Set problem:
Each entry below must be repeated word for word.

Dataset records:
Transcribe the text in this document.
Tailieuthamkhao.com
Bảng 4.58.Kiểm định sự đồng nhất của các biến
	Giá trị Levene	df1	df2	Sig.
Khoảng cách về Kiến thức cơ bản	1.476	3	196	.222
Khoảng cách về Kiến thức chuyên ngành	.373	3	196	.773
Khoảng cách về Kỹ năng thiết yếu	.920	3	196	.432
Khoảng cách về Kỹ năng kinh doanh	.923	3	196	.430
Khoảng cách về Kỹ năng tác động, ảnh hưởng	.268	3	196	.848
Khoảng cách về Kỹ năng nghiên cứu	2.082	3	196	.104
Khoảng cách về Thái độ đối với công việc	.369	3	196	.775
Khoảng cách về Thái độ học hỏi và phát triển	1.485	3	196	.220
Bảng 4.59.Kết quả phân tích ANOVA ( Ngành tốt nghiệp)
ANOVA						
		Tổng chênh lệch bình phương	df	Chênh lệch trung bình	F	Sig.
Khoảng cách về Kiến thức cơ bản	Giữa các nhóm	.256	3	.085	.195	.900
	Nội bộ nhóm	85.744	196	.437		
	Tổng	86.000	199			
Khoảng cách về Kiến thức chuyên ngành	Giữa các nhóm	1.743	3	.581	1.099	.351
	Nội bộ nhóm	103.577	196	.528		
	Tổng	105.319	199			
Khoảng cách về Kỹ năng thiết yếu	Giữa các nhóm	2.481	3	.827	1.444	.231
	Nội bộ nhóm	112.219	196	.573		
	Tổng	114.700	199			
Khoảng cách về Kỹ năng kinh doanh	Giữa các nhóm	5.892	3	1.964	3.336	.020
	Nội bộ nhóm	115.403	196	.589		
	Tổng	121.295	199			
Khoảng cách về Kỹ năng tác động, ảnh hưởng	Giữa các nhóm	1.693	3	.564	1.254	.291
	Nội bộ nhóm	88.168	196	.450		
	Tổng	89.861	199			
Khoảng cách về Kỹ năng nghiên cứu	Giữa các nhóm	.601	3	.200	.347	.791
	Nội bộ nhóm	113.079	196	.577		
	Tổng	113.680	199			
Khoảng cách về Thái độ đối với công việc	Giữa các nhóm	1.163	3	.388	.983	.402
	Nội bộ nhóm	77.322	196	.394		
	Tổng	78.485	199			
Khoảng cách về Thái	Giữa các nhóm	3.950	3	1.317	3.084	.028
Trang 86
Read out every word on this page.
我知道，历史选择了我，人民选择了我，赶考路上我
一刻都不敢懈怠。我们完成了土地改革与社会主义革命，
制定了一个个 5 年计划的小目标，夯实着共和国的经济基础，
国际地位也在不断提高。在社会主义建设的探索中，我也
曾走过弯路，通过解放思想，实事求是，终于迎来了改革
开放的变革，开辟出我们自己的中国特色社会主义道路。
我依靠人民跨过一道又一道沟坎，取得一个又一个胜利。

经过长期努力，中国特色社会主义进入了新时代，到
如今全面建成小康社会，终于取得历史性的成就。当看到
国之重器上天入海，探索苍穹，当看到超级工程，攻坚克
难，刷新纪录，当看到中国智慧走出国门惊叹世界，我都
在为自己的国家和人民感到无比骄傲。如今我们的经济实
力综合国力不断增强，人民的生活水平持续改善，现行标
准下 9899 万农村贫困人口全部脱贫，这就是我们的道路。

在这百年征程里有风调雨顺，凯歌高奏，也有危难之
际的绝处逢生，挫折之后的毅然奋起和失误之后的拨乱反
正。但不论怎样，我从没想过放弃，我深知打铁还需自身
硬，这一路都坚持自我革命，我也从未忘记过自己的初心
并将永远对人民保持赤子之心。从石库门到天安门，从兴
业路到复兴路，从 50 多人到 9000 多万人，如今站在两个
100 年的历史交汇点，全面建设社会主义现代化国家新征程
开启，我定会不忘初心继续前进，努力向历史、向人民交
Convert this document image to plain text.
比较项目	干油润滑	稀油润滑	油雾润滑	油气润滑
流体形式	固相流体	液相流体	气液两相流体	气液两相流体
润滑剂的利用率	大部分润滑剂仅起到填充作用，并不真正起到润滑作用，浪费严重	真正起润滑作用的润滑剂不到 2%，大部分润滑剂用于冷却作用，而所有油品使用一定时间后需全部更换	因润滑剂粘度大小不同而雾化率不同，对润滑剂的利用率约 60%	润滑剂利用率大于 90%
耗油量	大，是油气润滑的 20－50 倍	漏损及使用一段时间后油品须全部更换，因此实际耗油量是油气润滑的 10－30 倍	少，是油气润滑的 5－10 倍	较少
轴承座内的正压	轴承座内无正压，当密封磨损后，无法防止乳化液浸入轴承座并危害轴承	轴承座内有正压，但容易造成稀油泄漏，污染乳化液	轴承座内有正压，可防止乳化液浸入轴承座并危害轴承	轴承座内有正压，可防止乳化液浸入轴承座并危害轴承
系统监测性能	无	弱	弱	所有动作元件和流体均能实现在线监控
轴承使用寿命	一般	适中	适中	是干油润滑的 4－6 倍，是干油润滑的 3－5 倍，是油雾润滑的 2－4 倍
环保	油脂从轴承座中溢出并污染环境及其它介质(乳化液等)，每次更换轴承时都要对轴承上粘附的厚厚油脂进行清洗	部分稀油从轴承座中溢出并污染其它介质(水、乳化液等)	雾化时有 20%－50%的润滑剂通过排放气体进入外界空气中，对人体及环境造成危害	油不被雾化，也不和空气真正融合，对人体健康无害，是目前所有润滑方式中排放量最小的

Solution for this task:
Transcribe the text in this document.
Tailieuthamkhao.com
Bảng 4.58.Kiểm định sự đồng nhất của các biến
	Giá trị Levene	df1	df2	Sig.
Khoảng cách về Kiến thức cơ bản	1.476	3	196	.222
Khoảng cách về Kiến thức chuyên ngành	.373	3	196	.773
Khoảng cách về Kỹ năng thiết yếu	.920	3	196	.432
Khoảng cách về Kỹ năng kinh doanh	.923	3	196	.430
Khoảng cách về Kỹ năng tác động, ảnh hưởng	.268	3	196	.848
Khoảng cách về Kỹ năng nghiên cứu	2.082	3	196	.104
Khoảng cách về Thái độ đối với công việc	.369	3	196	.775
Khoảng cách về Thái độ học hỏi và phát triển	1.485	3	196	.220
Bảng 4.59.Kết quả phân tích ANOVA ( Ngành tốt nghiệp)
ANOVA						
		Tổng chênh lệch bình phương	df	Chênh lệch trung bình	F	Sig.
Khoảng cách về Kiến thức cơ bản	Giữa các nhóm	.256	3	.085	.195	.900
	Nội bộ nhóm	85.744	196	.437		
	Tổng	86.000	199			
Khoảng cách về Kiến thức chuyên ngành	Giữa các nhóm	1.743	3	.581	1.099	.351
	Nội bộ nhóm	103.577	196	.528		
	Tổng	105.319	199			
Khoảng cách về Kỹ năng thiết yếu	Giữa các nhóm	2.481	3	.827	1.444	.231
	Nội bộ nhóm	112.219	196	.573		
	Tổng	114.700	199			
Khoảng cách về Kỹ năng kinh doanh	Giữa các nhóm	5.892	3	1.964	3.336	.020
	Nội bộ nhóm	115.403	196	.589		
	Tổng	121.295	199			
Khoảng cách về Kỹ năng tác động, ảnh hưởng	Giữa các nhóm	1.693	3	.564	1.254	.291
	Nội bộ nhóm	88.168	196	.450		
	Tổng	89.861	199			
Khoảng cách về Kỹ năng nghiên cứu	Giữa các nhóm	.601	3	.200	.347	.791
	Nội bộ nhóm	113.079	196	.577		
	Tổng	113.680	199			
Khoảng cách về Thái độ đối với công việc	Giữa các nhóm	1.163	3	.388	.983	.402
	Nội bộ nhóm	77.322	196	.394		
	Tổng	78.485	199			
Khoảng cách về Thái	Giữa các nhóm	3.950	3	1.317	3.084	.028
Trang 86
Read out every word on this page.
我知道，历史选择了我，人民选择了我，赶考路上我
一刻都不敢懈怠。我们完成了土地改革与社会主义革命，
制定了一个个 5 年计划的小目标，夯实着共和国的经济基础，
国际地位也在不断提高。在社会主义建设的探索中，我也
曾走过弯路，通过解放思想，实事求是，终于迎来了改革
开放的变革，开辟出我们自己的中国特色社会主义道路。
我依靠人民跨过一道又一道沟坎，取得一个又一个胜利。

经过长期努力，中国特色社会主义进入了新时代，到
如今全面建成小康社会，终于取得历史性的成就。当看到
国之重器上天入海，探索苍穹，当看到超级工程，攻坚克
难，刷新纪录，当看到中国智慧走出国门惊叹世界，我都
在为自己的国家和人民感到无比骄傲。如今我们的经济实
力综合国力不断增强，人民的生活水平持续改善，现行标
准下 9899 万农村贫困人口全部脱贫，这就是我们的道路。

在这百年征程里有风调雨顺，凯歌高奏，也有危难之
际的绝处逢生，挫折之后的毅然奋起和失误之后的拨乱反
正。但不论怎样，我从没想过放弃，我深知打铁还需自身
硬，这一路都坚持自我革命，我也从未忘记过自己的初心
并将永远对人民保持赤子之心。从石库门到天安门，从兴
业路到复兴路，从 50 多人到 9000 多万人，如今站在两个
100 年的历史交汇点，全面建设社会主义现代化国家新征程
开启，我定会不忘初心继续前进，努力向历史、向人民交
Convert this document image to plain text.
比较项目	干油润滑	稀油润滑	油雾润滑	油气润滑
流体形式	固相流体	液相流体	气液两相流体	气液两相流体
润滑剂的利用率	大部分润滑剂仅起到填充作用，并不真正起到润滑作用，浪费严重	真正起润滑作用的润滑剂不到 2%，大部分润滑剂用于冷却作用，而所有油品使用一定时间后需全部更换	因润滑剂粘度大小不同而雾化率不同，对润滑剂的利用率约 60%	润滑剂利用率大于 90%
耗油量	大，是油气润滑的 20－50 倍	漏损及使用一段时间后油品须全部更换，因此实际耗油量是油气润滑的 10－30 倍	少，是油气润滑的 5－10 倍	较少
轴承座内的正压	轴承座内无正压，当密封磨损后，无法防止乳化液浸入轴承座并危害轴承	轴承座内有正压，但容易造成稀油泄漏，污染乳化液	轴承座内有正压，可防止乳化液浸入轴承座并危害轴承	轴承座内有正压，可防止乳化液浸入轴承座并危害轴承
系统监测性能	无	弱	弱	所有动作元件和流体均能实现在线监控
轴承使用寿命	一般	适中	适中	是干油润滑的 4－6 倍，是干油润滑的 3－5 倍，是油雾润滑的 2－4 倍
环保	油脂从轴承座中溢出并污染环境及其它介质(乳化液等)，每次更换轴承时都要对轴承上粘附的厚厚油脂进行清洗	部分稀油从轴承座中溢出并污染其它介质(水、乳化液等)	雾化时有 20%－50%的润滑剂通过排放气体进入外界空气中，对人体及环境造成危害	油不被雾化，也不和空气真正融合，对人体健康无害，是目前所有润滑方式中排放量最小的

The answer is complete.